Data records:
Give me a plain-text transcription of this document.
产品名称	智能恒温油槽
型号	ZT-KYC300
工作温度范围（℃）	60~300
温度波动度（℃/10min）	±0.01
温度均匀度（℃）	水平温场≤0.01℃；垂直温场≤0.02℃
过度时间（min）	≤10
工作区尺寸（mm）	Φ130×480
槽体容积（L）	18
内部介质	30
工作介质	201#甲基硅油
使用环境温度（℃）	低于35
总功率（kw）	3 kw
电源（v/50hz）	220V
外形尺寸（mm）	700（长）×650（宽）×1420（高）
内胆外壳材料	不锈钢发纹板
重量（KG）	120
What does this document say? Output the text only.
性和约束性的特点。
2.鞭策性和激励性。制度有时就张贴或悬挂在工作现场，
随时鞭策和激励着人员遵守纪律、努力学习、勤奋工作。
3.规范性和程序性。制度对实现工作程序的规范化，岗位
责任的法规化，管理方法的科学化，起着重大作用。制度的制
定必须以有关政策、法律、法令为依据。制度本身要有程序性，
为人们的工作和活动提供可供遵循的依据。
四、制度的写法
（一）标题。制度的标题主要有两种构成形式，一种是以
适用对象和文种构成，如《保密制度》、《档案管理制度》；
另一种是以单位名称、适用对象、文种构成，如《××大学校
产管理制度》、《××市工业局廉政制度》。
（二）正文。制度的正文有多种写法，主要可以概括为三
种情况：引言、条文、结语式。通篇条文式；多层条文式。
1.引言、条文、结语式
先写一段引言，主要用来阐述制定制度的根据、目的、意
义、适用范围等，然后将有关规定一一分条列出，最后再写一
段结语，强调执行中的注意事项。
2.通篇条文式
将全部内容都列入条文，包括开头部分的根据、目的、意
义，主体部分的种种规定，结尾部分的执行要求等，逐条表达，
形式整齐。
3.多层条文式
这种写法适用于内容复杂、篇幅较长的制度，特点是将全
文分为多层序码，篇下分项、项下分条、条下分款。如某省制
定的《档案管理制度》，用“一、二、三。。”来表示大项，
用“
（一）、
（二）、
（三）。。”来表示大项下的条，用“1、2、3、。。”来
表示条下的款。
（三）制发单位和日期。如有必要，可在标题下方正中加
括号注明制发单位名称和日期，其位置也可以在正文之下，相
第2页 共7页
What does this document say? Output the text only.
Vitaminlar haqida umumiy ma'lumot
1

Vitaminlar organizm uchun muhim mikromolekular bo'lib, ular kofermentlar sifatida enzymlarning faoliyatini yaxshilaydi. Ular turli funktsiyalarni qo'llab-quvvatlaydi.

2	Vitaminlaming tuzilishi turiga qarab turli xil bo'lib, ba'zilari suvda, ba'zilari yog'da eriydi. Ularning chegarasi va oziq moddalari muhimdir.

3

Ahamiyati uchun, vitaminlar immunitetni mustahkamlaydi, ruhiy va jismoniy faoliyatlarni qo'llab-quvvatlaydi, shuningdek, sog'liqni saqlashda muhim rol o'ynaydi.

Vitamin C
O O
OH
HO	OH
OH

Task to complete: Exactly reproduce the material above.

Solution:
Give me a plain-text transcription of this document.
产品名称	智能恒温油槽
型号	ZT-KYC300
工作温度范围（℃）	60~300
温度波动度（℃/10min）	±0.01
温度均匀度（℃）	水平温场≤0.01℃；垂直温场≤0.02℃
过度时间（min）	≤10
工作区尺寸（mm）	Φ130×480
槽体容积（L）	18
内部介质	30
工作介质	201#甲基硅油
使用环境温度（℃）	低于35
总功率（kw）	3 kw
电源（v/50hz）	220V
外形尺寸（mm）	700（长）×650（宽）×1420（高）
内胆外壳材料	不锈钢发纹板
重量（KG）	120
What does this document say? Output the text only.
性和约束性的特点。
2.鞭策性和激励性。制度有时就张贴或悬挂在工作现场，
随时鞭策和激励着人员遵守纪律、努力学习、勤奋工作。
3.规范性和程序性。制度对实现工作程序的规范化，岗位
责任的法规化，管理方法的科学化，起着重大作用。制度的制
定必须以有关政策、法律、法令为依据。制度本身要有程序性，
为人们的工作和活动提供可供遵循的依据。
四、制度的写法
（一）标题。制度的标题主要有两种构成形式，一种是以
适用对象和文种构成，如《保密制度》、《档案管理制度》；
另一种是以单位名称、适用对象、文种构成，如《××大学校
产管理制度》、《××市工业局廉政制度》。
（二）正文。制度的正文有多种写法，主要可以概括为三
种情况：引言、条文、结语式。通篇条文式；多层条文式。
1.引言、条文、结语式
先写一段引言，主要用来阐述制定制度的根据、目的、意
义、适用范围等，然后将有关规定一一分条列出，最后再写一
段结语，强调执行中的注意事项。
2.通篇条文式
将全部内容都列入条文，包括开头部分的根据、目的、意
义，主体部分的种种规定，结尾部分的执行要求等，逐条表达，
形式整齐。
3.多层条文式
这种写法适用于内容复杂、篇幅较长的制度，特点是将全
文分为多层序码，篇下分项、项下分条、条下分款。如某省制
定的《档案管理制度》，用“一、二、三。。”来表示大项，
用“
（一）、
（二）、
（三）。。”来表示大项下的条，用“1、2、3、。。”来
表示条下的款。
（三）制发单位和日期。如有必要，可在标题下方正中加
括号注明制发单位名称和日期，其位置也可以在正文之下，相
第2页 共7页
What does this document say? Output the text only.
Vitaminlar haqida umumiy ma'lumot
1

Vitaminlar organizm uchun muhim mikromolekular bo'lib, ular kofermentlar sifatida enzymlarning faoliyatini yaxshilaydi. Ular turli funktsiyalarni qo'llab-quvvatlaydi.

2	Vitaminlaming tuzilishi turiga qarab turli xil bo'lib, ba'zilari suvda, ba'zilari yog'da eriydi. Ularning chegarasi va oziq moddalari muhimdir.

3

Ahamiyati uchun, vitaminlar immunitetni mustahkamlaydi, ruhiy va jismoniy faoliyatlarni qo'llab-quvvatlaydi, shuningdek, sog'liqni saqlashda muhim rol o'ynaydi.

Vitamin C
O O
OH
HO	OH
OH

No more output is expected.